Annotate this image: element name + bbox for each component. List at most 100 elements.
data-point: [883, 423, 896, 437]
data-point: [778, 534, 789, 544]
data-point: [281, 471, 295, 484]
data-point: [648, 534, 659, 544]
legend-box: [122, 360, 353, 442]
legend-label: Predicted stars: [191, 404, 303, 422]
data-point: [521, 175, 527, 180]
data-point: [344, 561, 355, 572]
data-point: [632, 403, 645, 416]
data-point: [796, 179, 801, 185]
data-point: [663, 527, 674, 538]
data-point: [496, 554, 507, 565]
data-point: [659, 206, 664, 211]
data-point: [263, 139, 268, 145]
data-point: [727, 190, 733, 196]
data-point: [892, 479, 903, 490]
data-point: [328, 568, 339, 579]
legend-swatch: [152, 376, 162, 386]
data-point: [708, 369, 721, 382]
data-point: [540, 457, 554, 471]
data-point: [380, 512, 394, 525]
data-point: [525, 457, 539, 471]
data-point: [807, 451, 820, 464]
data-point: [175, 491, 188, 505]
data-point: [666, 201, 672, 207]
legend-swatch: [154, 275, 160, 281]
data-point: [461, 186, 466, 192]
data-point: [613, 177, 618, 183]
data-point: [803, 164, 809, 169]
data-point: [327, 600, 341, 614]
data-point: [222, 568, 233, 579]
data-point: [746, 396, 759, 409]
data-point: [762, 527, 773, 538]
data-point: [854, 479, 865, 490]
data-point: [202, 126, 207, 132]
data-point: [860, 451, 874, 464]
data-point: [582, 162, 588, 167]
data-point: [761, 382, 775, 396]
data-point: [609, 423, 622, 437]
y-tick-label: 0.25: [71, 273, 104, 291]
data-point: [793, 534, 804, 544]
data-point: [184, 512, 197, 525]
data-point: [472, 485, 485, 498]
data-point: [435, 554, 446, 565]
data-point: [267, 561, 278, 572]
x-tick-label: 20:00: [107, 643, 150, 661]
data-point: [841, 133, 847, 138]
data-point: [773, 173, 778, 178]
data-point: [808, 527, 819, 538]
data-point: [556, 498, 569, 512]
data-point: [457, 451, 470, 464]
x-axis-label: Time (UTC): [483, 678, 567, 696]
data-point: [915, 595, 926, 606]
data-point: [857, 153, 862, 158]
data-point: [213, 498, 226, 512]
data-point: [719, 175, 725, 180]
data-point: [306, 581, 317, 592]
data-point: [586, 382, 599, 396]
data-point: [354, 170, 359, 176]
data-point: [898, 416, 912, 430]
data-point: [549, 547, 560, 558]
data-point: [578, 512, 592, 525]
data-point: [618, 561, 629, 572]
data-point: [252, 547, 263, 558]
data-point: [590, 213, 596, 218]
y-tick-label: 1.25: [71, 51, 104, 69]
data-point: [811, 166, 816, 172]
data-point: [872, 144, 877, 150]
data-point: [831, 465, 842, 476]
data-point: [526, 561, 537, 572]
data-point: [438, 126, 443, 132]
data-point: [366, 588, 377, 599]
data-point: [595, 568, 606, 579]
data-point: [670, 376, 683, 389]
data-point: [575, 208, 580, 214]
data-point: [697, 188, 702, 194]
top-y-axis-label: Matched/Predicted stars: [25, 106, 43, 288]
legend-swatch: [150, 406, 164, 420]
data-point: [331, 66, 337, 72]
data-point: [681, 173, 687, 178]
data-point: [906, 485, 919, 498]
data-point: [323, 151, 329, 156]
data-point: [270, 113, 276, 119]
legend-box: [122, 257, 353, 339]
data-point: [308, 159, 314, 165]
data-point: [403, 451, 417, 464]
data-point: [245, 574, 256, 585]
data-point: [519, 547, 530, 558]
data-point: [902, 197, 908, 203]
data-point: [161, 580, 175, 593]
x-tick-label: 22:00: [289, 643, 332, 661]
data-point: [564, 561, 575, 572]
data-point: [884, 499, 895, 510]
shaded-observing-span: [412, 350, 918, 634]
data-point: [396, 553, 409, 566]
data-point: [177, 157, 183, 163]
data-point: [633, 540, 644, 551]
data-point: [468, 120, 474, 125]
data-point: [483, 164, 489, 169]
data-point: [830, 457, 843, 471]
---
EXERCISE DETAILS: Rewrite the entries above, substituting "marker" for each occurrence of "data-point" and keeping everything else unchanged.

THE RESPONSE:
Annotate this image: element name + bbox for each component. List at most 100 elements.
marker: [883, 423, 896, 437]
marker: [778, 534, 789, 544]
marker: [281, 471, 295, 484]
marker: [648, 534, 659, 544]
legend-box: [122, 360, 353, 442]
legend-label: Predicted stars: [191, 404, 303, 422]
marker: [521, 175, 527, 180]
marker: [344, 561, 355, 572]
marker: [632, 403, 645, 416]
marker: [796, 179, 801, 185]
marker: [663, 527, 674, 538]
marker: [496, 554, 507, 565]
marker: [659, 206, 664, 211]
marker: [263, 139, 268, 145]
marker: [727, 190, 733, 196]
marker: [892, 479, 903, 490]
marker: [328, 568, 339, 579]
legend-swatch: [152, 376, 162, 386]
marker: [708, 369, 721, 382]
marker: [540, 457, 554, 471]
marker: [380, 512, 394, 525]
marker: [525, 457, 539, 471]
marker: [807, 451, 820, 464]
marker: [175, 491, 188, 505]
marker: [666, 201, 672, 207]
legend-swatch: [154, 275, 160, 281]
marker: [461, 186, 466, 192]
marker: [613, 177, 618, 183]
marker: [803, 164, 809, 169]
marker: [327, 600, 341, 614]
marker: [222, 568, 233, 579]
marker: [746, 396, 759, 409]
marker: [762, 527, 773, 538]
marker: [854, 479, 865, 490]
marker: [202, 126, 207, 132]
marker: [860, 451, 874, 464]
marker: [582, 162, 588, 167]
marker: [761, 382, 775, 396]
marker: [609, 423, 622, 437]
y-tick-label: 0.25: [71, 273, 104, 291]
marker: [793, 534, 804, 544]
marker: [184, 512, 197, 525]
marker: [472, 485, 485, 498]
marker: [435, 554, 446, 565]
marker: [267, 561, 278, 572]
x-tick-label: 20:00: [107, 643, 150, 661]
marker: [841, 133, 847, 138]
marker: [773, 173, 778, 178]
marker: [808, 527, 819, 538]
marker: [556, 498, 569, 512]
marker: [457, 451, 470, 464]
x-axis-label: Time (UTC): [483, 678, 567, 696]
marker: [915, 595, 926, 606]
marker: [857, 153, 862, 158]
marker: [213, 498, 226, 512]
marker: [719, 175, 725, 180]
marker: [306, 581, 317, 592]
marker: [586, 382, 599, 396]
marker: [354, 170, 359, 176]
marker: [898, 416, 912, 430]
marker: [549, 547, 560, 558]
marker: [578, 512, 592, 525]
marker: [618, 561, 629, 572]
marker: [252, 547, 263, 558]
marker: [590, 213, 596, 218]
y-tick-label: 1.25: [71, 51, 104, 69]
marker: [811, 166, 816, 172]
marker: [872, 144, 877, 150]
marker: [831, 465, 842, 476]
marker: [526, 561, 537, 572]
marker: [438, 126, 443, 132]
marker: [366, 588, 377, 599]
marker: [595, 568, 606, 579]
marker: [670, 376, 683, 389]
marker: [575, 208, 580, 214]
marker: [697, 188, 702, 194]
top-y-axis-label: Matched/Predicted stars: [25, 106, 43, 288]
legend-swatch: [150, 406, 164, 420]
marker: [331, 66, 337, 72]
marker: [681, 173, 687, 178]
marker: [906, 485, 919, 498]
marker: [323, 151, 329, 156]
marker: [270, 113, 276, 119]
legend-box: [122, 257, 353, 339]
marker: [308, 159, 314, 165]
marker: [403, 451, 417, 464]
marker: [245, 574, 256, 585]
marker: [519, 547, 530, 558]
marker: [902, 197, 908, 203]
marker: [161, 580, 175, 593]
x-tick-label: 22:00: [289, 643, 332, 661]
marker: [564, 561, 575, 572]
marker: [884, 499, 895, 510]
shaded-observing-span: [412, 350, 918, 634]
marker: [396, 553, 409, 566]
marker: [177, 157, 183, 163]
marker: [633, 540, 644, 551]
marker: [468, 120, 474, 125]
marker: [483, 164, 489, 169]
marker: [830, 457, 843, 471]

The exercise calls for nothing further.